======== Records supplied
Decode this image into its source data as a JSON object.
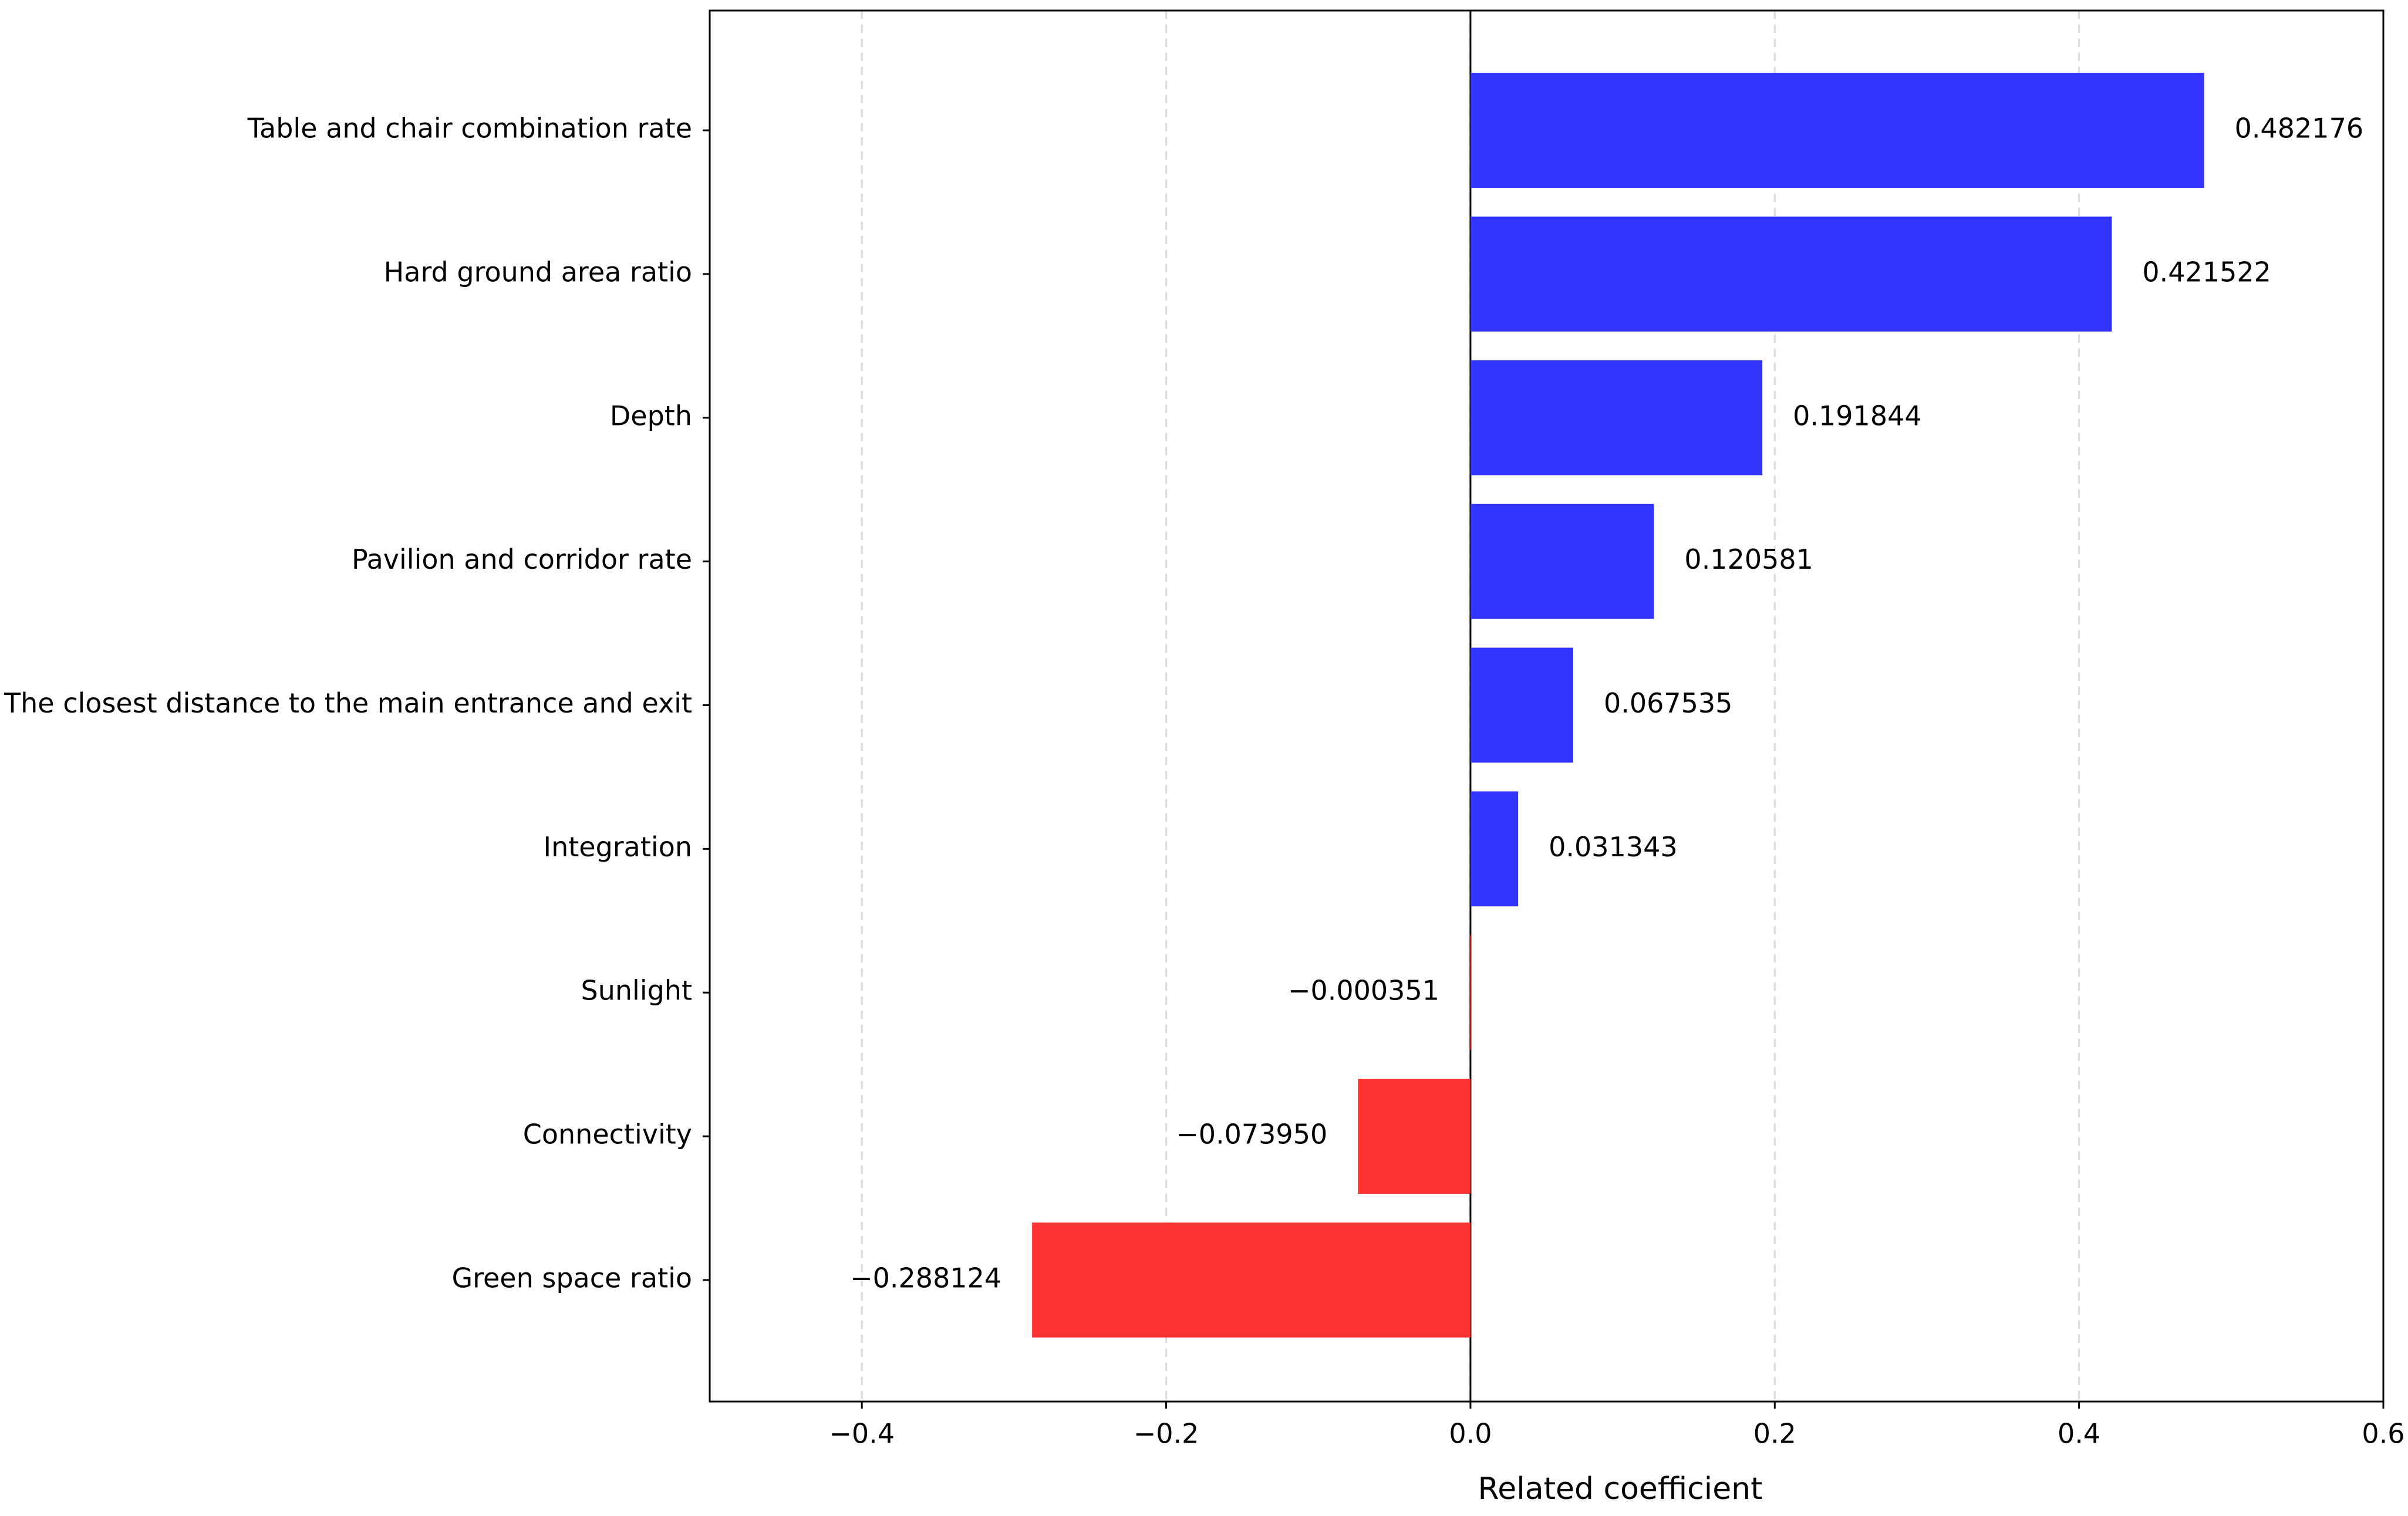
{
  "chart_data": {
    "type": "barh",
    "x_label": "Related coefficient",
    "categories": [
      "Table and chair combination rate",
      "Hard ground area ratio",
      "Depth",
      "Pavilion and corridor rate",
      "The closest distance to the main entrance and exit",
      "Integration",
      "Sunlight",
      "Connectivity",
      "Green space ratio"
    ],
    "values": [
      0.482176,
      0.421522,
      0.191844,
      0.120581,
      0.067535,
      0.031343,
      -0.000351,
      -0.07395,
      -0.288124
    ],
    "value_labels": [
      "0.482176",
      "0.421522",
      "0.191844",
      "0.120581",
      "0.067535",
      "0.031343",
      "−0.000351",
      "−0.073950",
      "−0.288124"
    ],
    "colors": [
      "#3333ff",
      "#3333ff",
      "#3333ff",
      "#3333ff",
      "#3333ff",
      "#3333ff",
      "#ff3333",
      "#ff3333",
      "#ff3333"
    ],
    "xlim": [
      -0.5,
      0.6
    ],
    "xticks": [
      {
        "value": -0.4,
        "label": "−0.4"
      },
      {
        "value": -0.2,
        "label": "−0.2"
      },
      {
        "value": 0,
        "label": "0.0"
      },
      0.2,
      0.4,
      0.6
    ],
    "grid": true
  }
}
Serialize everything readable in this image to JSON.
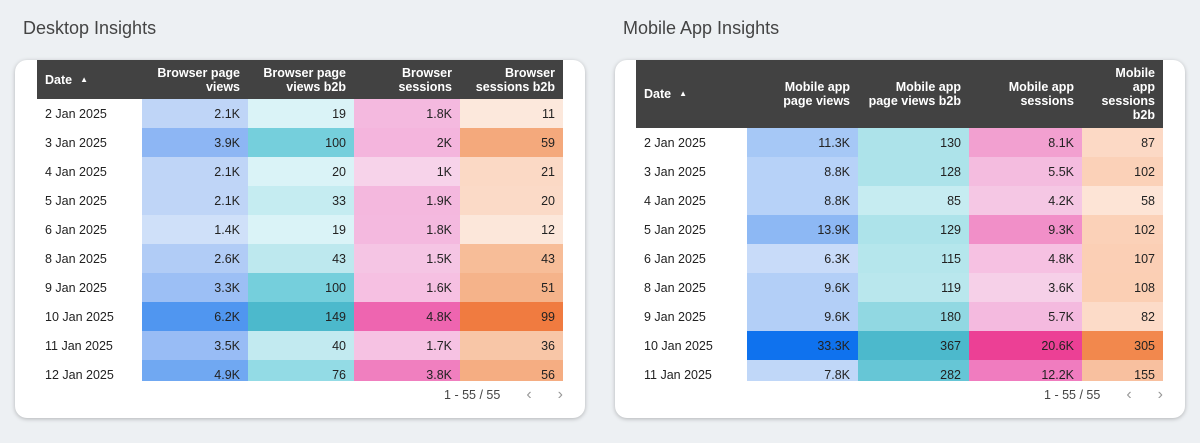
{
  "desktop": {
    "title": "Desktop Insights",
    "headers": [
      "Date",
      "Browser page views",
      "Browser page views b2b",
      "Browser sessions",
      "Browser sessions b2b"
    ],
    "sort_icon": "sort-ascending-icon",
    "rows": [
      {
        "cells": [
          "2 Jan 2025",
          "2.1K",
          "19",
          "1.8K",
          "11"
        ],
        "colors": [
          "#bfd5f7",
          "#daf3f7",
          "#f4b9df",
          "#fce8dc"
        ]
      },
      {
        "cells": [
          "3 Jan 2025",
          "3.9K",
          "100",
          "2K",
          "59"
        ],
        "colors": [
          "#8db6f4",
          "#75cfdc",
          "#f4b5dd",
          "#f4a97c"
        ]
      },
      {
        "cells": [
          "4 Jan 2025",
          "2.1K",
          "20",
          "1K",
          "21"
        ],
        "colors": [
          "#bfd5f7",
          "#daf3f7",
          "#f7d3ea",
          "#fbd9c5"
        ]
      },
      {
        "cells": [
          "5 Jan 2025",
          "2.1K",
          "33",
          "1.9K",
          "20"
        ],
        "colors": [
          "#bfd5f7",
          "#c5ecf1",
          "#f4b8de",
          "#fbdac7"
        ]
      },
      {
        "cells": [
          "6 Jan 2025",
          "1.4K",
          "19",
          "1.8K",
          "12"
        ],
        "colors": [
          "#cfe0f9",
          "#daf3f7",
          "#f4b9df",
          "#fce7da"
        ]
      },
      {
        "cells": [
          "8 Jan 2025",
          "2.6K",
          "43",
          "1.5K",
          "43"
        ],
        "colors": [
          "#b1ccf6",
          "#bde8ee",
          "#f5c5e4",
          "#f7bd98"
        ]
      },
      {
        "cells": [
          "9 Jan 2025",
          "3.3K",
          "100",
          "1.6K",
          "51"
        ],
        "colors": [
          "#9cbff5",
          "#75cfdc",
          "#f6c0e2",
          "#f5b38a"
        ]
      },
      {
        "cells": [
          "10 Jan 2025",
          "6.2K",
          "149",
          "4.8K",
          "99"
        ],
        "colors": [
          "#5096f0",
          "#4cb9cc",
          "#ee65b0",
          "#f07b40"
        ]
      },
      {
        "cells": [
          "11 Jan 2025",
          "3.5K",
          "40",
          "1.7K",
          "36"
        ],
        "colors": [
          "#98bcf5",
          "#c2eaf0",
          "#f6c2e3",
          "#f8c6a7"
        ]
      },
      {
        "cells": [
          "12 Jan 2025",
          "4.9K",
          "76",
          "3.8K",
          "56"
        ],
        "colors": [
          "#70a8f2",
          "#93dbe5",
          "#f07fbf",
          "#f5ad82"
        ]
      }
    ],
    "pagination": "1 - 55 / 55"
  },
  "mobile": {
    "title": "Mobile App Insights",
    "headers": [
      "Date",
      "Mobile app page views",
      "Mobile app page views b2b",
      "Mobile app sessions",
      "Mobile app sessions b2b"
    ],
    "sort_icon": "sort-ascending-icon",
    "rows": [
      {
        "cells": [
          "2 Jan 2025",
          "11.3K",
          "130",
          "8.1K",
          "87"
        ],
        "colors": [
          "#a6c8f6",
          "#ade3ea",
          "#f2a0d0",
          "#fcd9c5"
        ]
      },
      {
        "cells": [
          "3 Jan 2025",
          "8.8K",
          "128",
          "5.5K",
          "102"
        ],
        "colors": [
          "#b7d2f8",
          "#ade3ea",
          "#f4bcdf",
          "#fbd1b8"
        ]
      },
      {
        "cells": [
          "4 Jan 2025",
          "8.8K",
          "85",
          "4.2K",
          "58"
        ],
        "colors": [
          "#b7d2f8",
          "#c6ecf1",
          "#f5c7e4",
          "#fde4d6"
        ]
      },
      {
        "cells": [
          "5 Jan 2025",
          "13.9K",
          "129",
          "9.3K",
          "102"
        ],
        "colors": [
          "#8db8f4",
          "#ade3ea",
          "#f18fc8",
          "#fbd1b8"
        ]
      },
      {
        "cells": [
          "6 Jan 2025",
          "6.3K",
          "115",
          "4.8K",
          "107"
        ],
        "colors": [
          "#c8dbf9",
          "#b5e6ec",
          "#f6c1e2",
          "#fbcfb5"
        ]
      },
      {
        "cells": [
          "8 Jan 2025",
          "9.6K",
          "119",
          "3.6K",
          "108"
        ],
        "colors": [
          "#b3cff7",
          "#b9e7ed",
          "#f6d0e8",
          "#fbcfb4"
        ]
      },
      {
        "cells": [
          "9 Jan 2025",
          "9.6K",
          "180",
          "5.7K",
          "82"
        ],
        "colors": [
          "#b3cff7",
          "#91d8e2",
          "#f4badf",
          "#fcdbc8"
        ]
      },
      {
        "cells": [
          "10 Jan 2025",
          "33.3K",
          "367",
          "20.6K",
          "305"
        ],
        "colors": [
          "#0f72ee",
          "#4cb9cc",
          "#ec4095",
          "#f2884d"
        ]
      },
      {
        "cells": [
          "11 Jan 2025",
          "7.8K",
          "282",
          "12.2K",
          "155"
        ],
        "colors": [
          "#c0d7f8",
          "#66c6d6",
          "#f07cbf",
          "#f8c09f"
        ]
      }
    ],
    "pagination": "1 - 55 / 55"
  },
  "icons": {
    "prev": "chevron-left-icon",
    "next": "chevron-right-icon"
  }
}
================
- **Stated goal**: Transcribe the records verbatim and omit the images.

- **Reply to the exercise**:
Decode this image into its source data as a JSON object.
{
  "chart_data": {
    "type": "barh",
    "x_label": "Related coefficient",
    "categories": [
      "Table and chair combination rate",
      "Hard ground area ratio",
      "Depth",
      "Pavilion and corridor rate",
      "The closest distance to the main entrance and exit",
      "Integration",
      "Sunlight",
      "Connectivity",
      "Green space ratio"
    ],
    "values": [
      0.482176,
      0.421522,
      0.191844,
      0.120581,
      0.067535,
      0.031343,
      -0.000351,
      -0.07395,
      -0.288124
    ],
    "value_labels": [
      "0.482176",
      "0.421522",
      "0.191844",
      "0.120581",
      "0.067535",
      "0.031343",
      "−0.000351",
      "−0.073950",
      "−0.288124"
    ],
    "colors": [
      "#3333ff",
      "#3333ff",
      "#3333ff",
      "#3333ff",
      "#3333ff",
      "#3333ff",
      "#ff3333",
      "#ff3333",
      "#ff3333"
    ],
    "xlim": [
      -0.5,
      0.6
    ],
    "xticks": [
      {
        "value": -0.4,
        "label": "−0.4"
      },
      {
        "value": -0.2,
        "label": "−0.2"
      },
      {
        "value": 0,
        "label": "0.0"
      },
      0.2,
      0.4,
      0.6
    ],
    "grid": true
  }
}
Serialize everything readable in this image to JSON.
{
  "desktop": {
    "title": "Desktop Insights",
    "headers": [
      "Date",
      "Browser page views",
      "Browser page views b2b",
      "Browser sessions",
      "Browser sessions b2b"
    ],
    "sort_icon": "sort-ascending-icon",
    "rows": [
      {
        "cells": [
          "2 Jan 2025",
          "2.1K",
          "19",
          "1.8K",
          "11"
        ],
        "colors": [
          "#bfd5f7",
          "#daf3f7",
          "#f4b9df",
          "#fce8dc"
        ]
      },
      {
        "cells": [
          "3 Jan 2025",
          "3.9K",
          "100",
          "2K",
          "59"
        ],
        "colors": [
          "#8db6f4",
          "#75cfdc",
          "#f4b5dd",
          "#f4a97c"
        ]
      },
      {
        "cells": [
          "4 Jan 2025",
          "2.1K",
          "20",
          "1K",
          "21"
        ],
        "colors": [
          "#bfd5f7",
          "#daf3f7",
          "#f7d3ea",
          "#fbd9c5"
        ]
      },
      {
        "cells": [
          "5 Jan 2025",
          "2.1K",
          "33",
          "1.9K",
          "20"
        ],
        "colors": [
          "#bfd5f7",
          "#c5ecf1",
          "#f4b8de",
          "#fbdac7"
        ]
      },
      {
        "cells": [
          "6 Jan 2025",
          "1.4K",
          "19",
          "1.8K",
          "12"
        ],
        "colors": [
          "#cfe0f9",
          "#daf3f7",
          "#f4b9df",
          "#fce7da"
        ]
      },
      {
        "cells": [
          "8 Jan 2025",
          "2.6K",
          "43",
          "1.5K",
          "43"
        ],
        "colors": [
          "#b1ccf6",
          "#bde8ee",
          "#f5c5e4",
          "#f7bd98"
        ]
      },
      {
        "cells": [
          "9 Jan 2025",
          "3.3K",
          "100",
          "1.6K",
          "51"
        ],
        "colors": [
          "#9cbff5",
          "#75cfdc",
          "#f6c0e2",
          "#f5b38a"
        ]
      },
      {
        "cells": [
          "10 Jan 2025",
          "6.2K",
          "149",
          "4.8K",
          "99"
        ],
        "colors": [
          "#5096f0",
          "#4cb9cc",
          "#ee65b0",
          "#f07b40"
        ]
      },
      {
        "cells": [
          "11 Jan 2025",
          "3.5K",
          "40",
          "1.7K",
          "36"
        ],
        "colors": [
          "#98bcf5",
          "#c2eaf0",
          "#f6c2e3",
          "#f8c6a7"
        ]
      },
      {
        "cells": [
          "12 Jan 2025",
          "4.9K",
          "76",
          "3.8K",
          "56"
        ],
        "colors": [
          "#70a8f2",
          "#93dbe5",
          "#f07fbf",
          "#f5ad82"
        ]
      }
    ],
    "pagination": "1 - 55 / 55"
  },
  "mobile": {
    "title": "Mobile App Insights",
    "headers": [
      "Date",
      "Mobile app page views",
      "Mobile app page views b2b",
      "Mobile app sessions",
      "Mobile app sessions b2b"
    ],
    "sort_icon": "sort-ascending-icon",
    "rows": [
      {
        "cells": [
          "2 Jan 2025",
          "11.3K",
          "130",
          "8.1K",
          "87"
        ],
        "colors": [
          "#a6c8f6",
          "#ade3ea",
          "#f2a0d0",
          "#fcd9c5"
        ]
      },
      {
        "cells": [
          "3 Jan 2025",
          "8.8K",
          "128",
          "5.5K",
          "102"
        ],
        "colors": [
          "#b7d2f8",
          "#ade3ea",
          "#f4bcdf",
          "#fbd1b8"
        ]
      },
      {
        "cells": [
          "4 Jan 2025",
          "8.8K",
          "85",
          "4.2K",
          "58"
        ],
        "colors": [
          "#b7d2f8",
          "#c6ecf1",
          "#f5c7e4",
          "#fde4d6"
        ]
      },
      {
        "cells": [
          "5 Jan 2025",
          "13.9K",
          "129",
          "9.3K",
          "102"
        ],
        "colors": [
          "#8db8f4",
          "#ade3ea",
          "#f18fc8",
          "#fbd1b8"
        ]
      },
      {
        "cells": [
          "6 Jan 2025",
          "6.3K",
          "115",
          "4.8K",
          "107"
        ],
        "colors": [
          "#c8dbf9",
          "#b5e6ec",
          "#f6c1e2",
          "#fbcfb5"
        ]
      },
      {
        "cells": [
          "8 Jan 2025",
          "9.6K",
          "119",
          "3.6K",
          "108"
        ],
        "colors": [
          "#b3cff7",
          "#b9e7ed",
          "#f6d0e8",
          "#fbcfb4"
        ]
      },
      {
        "cells": [
          "9 Jan 2025",
          "9.6K",
          "180",
          "5.7K",
          "82"
        ],
        "colors": [
          "#b3cff7",
          "#91d8e2",
          "#f4badf",
          "#fcdbc8"
        ]
      },
      {
        "cells": [
          "10 Jan 2025",
          "33.3K",
          "367",
          "20.6K",
          "305"
        ],
        "colors": [
          "#0f72ee",
          "#4cb9cc",
          "#ec4095",
          "#f2884d"
        ]
      },
      {
        "cells": [
          "11 Jan 2025",
          "7.8K",
          "282",
          "12.2K",
          "155"
        ],
        "colors": [
          "#c0d7f8",
          "#66c6d6",
          "#f07cbf",
          "#f8c09f"
        ]
      }
    ],
    "pagination": "1 - 55 / 55"
  },
  "icons": {
    "prev": "chevron-left-icon",
    "next": "chevron-right-icon"
  }
}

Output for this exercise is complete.